- WHAT YOU WILL DO -
Pick out the lines below with "transducer" and list them.

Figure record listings
- - -

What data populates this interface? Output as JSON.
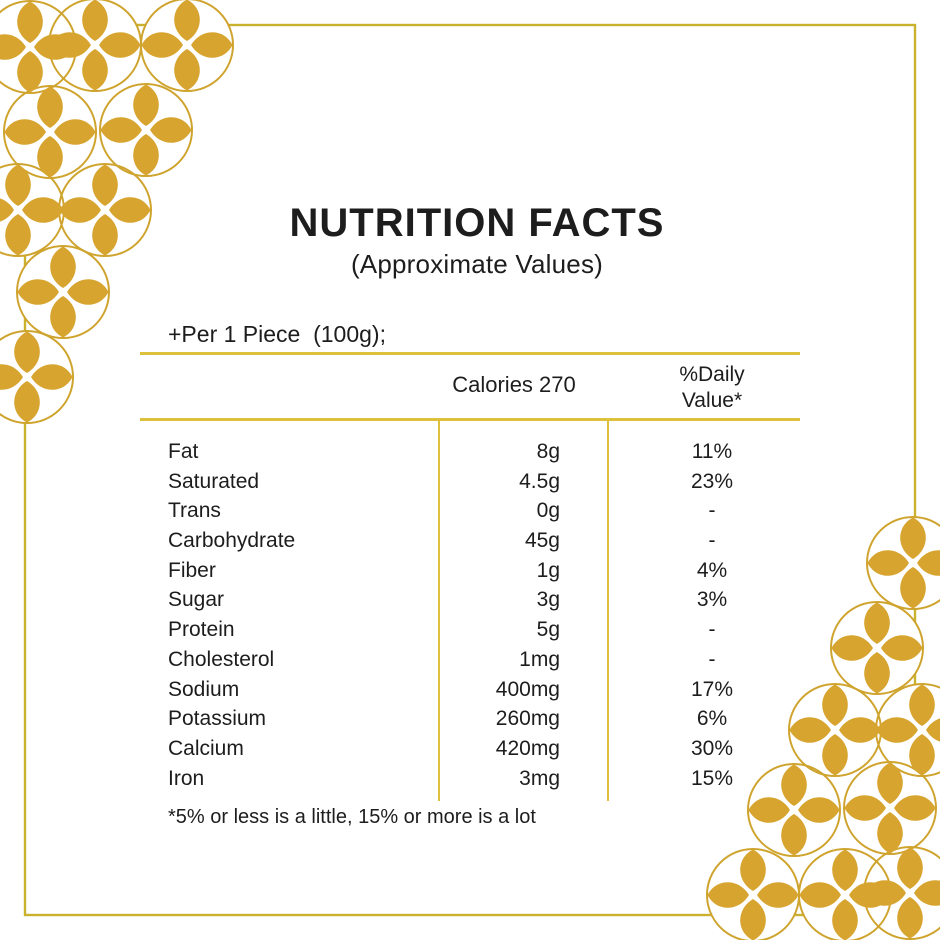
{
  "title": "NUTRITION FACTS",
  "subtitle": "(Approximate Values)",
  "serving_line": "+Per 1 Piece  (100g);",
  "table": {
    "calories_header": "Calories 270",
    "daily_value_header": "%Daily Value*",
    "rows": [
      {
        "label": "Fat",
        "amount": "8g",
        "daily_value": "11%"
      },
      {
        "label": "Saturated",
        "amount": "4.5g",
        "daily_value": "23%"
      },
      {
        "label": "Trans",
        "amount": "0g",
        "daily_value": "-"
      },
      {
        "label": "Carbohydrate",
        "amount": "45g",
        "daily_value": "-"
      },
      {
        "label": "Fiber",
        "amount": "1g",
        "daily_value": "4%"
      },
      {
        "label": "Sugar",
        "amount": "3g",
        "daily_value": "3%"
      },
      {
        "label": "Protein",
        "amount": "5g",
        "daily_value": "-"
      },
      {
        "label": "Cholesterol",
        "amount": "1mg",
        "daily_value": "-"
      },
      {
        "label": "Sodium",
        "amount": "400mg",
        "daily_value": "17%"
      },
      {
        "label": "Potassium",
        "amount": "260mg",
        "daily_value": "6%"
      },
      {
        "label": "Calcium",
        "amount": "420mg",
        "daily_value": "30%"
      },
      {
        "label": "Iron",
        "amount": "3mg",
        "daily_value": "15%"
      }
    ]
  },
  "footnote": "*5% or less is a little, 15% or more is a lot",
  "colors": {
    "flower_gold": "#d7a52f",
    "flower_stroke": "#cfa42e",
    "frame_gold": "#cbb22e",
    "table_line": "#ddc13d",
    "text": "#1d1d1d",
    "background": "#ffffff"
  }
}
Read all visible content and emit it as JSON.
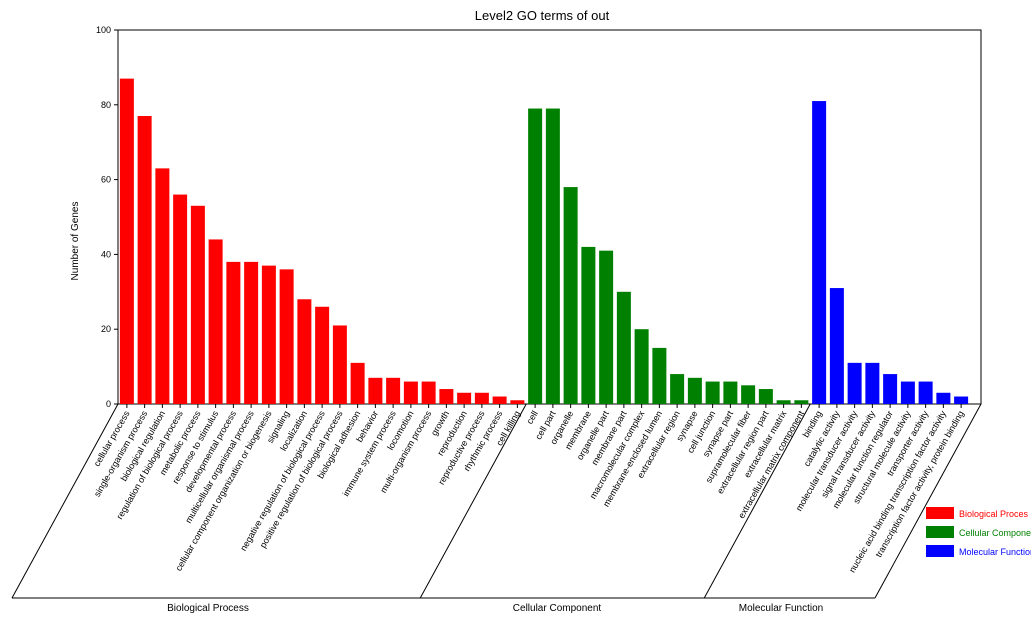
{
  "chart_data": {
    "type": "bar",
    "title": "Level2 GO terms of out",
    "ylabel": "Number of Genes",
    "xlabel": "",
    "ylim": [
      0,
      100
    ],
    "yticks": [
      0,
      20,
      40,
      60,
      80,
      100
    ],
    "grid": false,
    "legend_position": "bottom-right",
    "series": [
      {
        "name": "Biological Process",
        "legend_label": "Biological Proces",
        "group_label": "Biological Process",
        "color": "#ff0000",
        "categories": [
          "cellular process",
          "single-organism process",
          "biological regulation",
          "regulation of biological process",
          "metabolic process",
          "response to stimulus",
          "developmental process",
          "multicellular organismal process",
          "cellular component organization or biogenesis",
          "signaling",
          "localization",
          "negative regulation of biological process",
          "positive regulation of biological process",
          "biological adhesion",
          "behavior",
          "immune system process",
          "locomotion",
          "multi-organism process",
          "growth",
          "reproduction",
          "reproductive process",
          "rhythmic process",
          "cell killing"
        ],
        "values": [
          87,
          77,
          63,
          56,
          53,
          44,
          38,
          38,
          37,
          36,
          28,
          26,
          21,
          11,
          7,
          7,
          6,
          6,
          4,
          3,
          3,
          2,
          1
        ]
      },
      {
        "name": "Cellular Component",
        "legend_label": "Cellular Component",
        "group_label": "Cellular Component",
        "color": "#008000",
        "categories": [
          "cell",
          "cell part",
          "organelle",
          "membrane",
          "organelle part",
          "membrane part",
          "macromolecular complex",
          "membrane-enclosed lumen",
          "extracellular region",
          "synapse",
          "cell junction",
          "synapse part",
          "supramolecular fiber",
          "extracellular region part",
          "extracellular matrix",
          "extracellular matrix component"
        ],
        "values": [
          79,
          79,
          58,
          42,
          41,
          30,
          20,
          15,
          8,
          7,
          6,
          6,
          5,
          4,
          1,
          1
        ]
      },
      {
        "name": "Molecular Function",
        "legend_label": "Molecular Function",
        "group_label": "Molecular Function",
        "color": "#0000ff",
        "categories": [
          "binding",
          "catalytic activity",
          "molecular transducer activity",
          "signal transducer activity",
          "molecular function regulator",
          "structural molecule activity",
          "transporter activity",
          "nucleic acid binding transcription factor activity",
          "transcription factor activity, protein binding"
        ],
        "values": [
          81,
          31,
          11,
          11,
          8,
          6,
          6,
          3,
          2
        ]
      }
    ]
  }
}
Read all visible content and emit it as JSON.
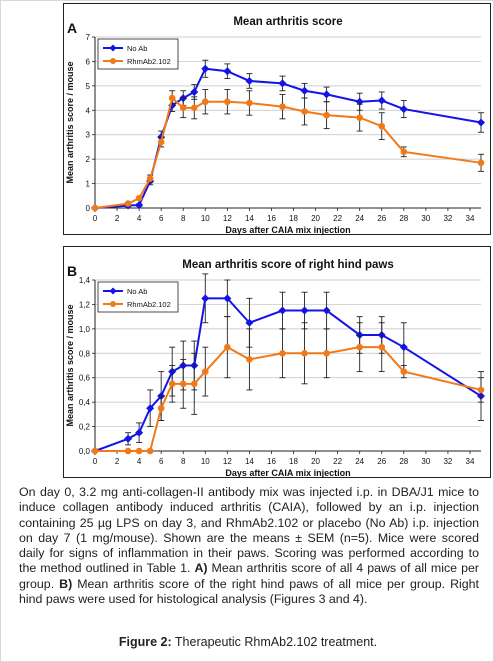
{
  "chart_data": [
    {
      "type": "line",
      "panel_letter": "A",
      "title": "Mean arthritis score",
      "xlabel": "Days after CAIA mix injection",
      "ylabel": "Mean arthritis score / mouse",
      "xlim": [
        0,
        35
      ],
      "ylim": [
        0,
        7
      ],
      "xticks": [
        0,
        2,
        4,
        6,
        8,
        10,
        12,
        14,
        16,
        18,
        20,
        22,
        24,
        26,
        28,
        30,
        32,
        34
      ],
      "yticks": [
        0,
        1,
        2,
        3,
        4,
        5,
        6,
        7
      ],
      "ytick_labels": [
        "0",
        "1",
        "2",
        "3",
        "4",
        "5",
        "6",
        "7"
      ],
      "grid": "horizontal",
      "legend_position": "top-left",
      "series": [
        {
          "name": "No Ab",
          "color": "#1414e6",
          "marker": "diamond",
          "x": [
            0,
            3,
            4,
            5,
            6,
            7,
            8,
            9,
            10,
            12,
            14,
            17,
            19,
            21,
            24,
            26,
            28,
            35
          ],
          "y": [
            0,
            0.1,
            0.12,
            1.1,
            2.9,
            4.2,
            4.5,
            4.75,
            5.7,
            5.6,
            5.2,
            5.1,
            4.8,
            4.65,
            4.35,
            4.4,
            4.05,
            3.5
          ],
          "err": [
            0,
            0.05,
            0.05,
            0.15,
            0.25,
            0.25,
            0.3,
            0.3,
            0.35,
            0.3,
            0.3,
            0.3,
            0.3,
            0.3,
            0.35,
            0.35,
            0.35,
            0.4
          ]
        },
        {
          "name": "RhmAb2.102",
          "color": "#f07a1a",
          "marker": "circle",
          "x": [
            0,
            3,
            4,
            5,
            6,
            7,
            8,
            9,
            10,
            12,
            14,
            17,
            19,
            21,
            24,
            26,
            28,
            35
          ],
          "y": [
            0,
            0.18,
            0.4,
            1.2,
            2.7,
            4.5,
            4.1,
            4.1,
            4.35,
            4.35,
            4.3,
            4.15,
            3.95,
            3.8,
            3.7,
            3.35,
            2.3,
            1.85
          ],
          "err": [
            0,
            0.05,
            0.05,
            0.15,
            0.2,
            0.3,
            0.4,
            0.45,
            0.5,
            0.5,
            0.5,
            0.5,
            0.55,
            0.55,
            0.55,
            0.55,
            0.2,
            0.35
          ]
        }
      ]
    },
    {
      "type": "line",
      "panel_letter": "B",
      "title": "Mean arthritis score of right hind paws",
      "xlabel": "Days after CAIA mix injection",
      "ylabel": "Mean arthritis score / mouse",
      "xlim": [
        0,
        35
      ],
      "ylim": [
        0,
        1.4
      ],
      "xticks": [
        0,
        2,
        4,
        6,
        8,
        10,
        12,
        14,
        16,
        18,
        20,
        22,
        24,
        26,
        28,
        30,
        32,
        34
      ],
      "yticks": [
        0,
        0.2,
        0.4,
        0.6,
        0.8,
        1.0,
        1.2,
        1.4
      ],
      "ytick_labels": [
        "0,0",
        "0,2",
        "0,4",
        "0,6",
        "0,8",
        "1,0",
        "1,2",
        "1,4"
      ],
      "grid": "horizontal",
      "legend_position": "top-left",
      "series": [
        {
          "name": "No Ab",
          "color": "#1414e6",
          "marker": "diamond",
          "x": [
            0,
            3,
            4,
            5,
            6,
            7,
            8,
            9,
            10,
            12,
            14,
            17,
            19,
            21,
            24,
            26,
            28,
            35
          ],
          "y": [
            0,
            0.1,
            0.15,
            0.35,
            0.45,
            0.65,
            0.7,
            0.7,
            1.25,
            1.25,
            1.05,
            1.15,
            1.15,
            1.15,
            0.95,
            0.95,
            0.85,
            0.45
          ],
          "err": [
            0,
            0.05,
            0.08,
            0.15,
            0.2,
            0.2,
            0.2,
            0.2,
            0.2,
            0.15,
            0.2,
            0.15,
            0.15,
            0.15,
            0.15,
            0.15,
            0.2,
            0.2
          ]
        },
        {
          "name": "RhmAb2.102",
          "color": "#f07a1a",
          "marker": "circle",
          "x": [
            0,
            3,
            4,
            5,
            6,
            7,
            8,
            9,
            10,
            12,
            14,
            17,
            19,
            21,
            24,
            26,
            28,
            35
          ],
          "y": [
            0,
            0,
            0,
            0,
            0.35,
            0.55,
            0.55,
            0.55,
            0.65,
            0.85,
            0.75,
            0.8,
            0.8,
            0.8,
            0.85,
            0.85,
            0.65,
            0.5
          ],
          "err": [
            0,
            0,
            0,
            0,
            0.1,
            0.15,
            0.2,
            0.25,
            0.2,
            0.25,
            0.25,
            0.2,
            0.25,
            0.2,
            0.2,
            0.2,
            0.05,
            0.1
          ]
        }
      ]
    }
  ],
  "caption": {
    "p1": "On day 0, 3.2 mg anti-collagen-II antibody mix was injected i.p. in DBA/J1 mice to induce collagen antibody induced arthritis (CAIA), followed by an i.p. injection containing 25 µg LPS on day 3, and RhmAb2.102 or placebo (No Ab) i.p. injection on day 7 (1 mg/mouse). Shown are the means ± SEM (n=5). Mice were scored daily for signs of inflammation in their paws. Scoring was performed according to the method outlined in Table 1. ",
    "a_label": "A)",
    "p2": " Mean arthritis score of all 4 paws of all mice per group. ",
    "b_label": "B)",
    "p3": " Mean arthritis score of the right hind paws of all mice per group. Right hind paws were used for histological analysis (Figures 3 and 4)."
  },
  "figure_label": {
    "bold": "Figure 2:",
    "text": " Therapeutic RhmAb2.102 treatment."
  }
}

- - -

- RESULT -
          "molecular transducer activity",
          "signal transducer activity",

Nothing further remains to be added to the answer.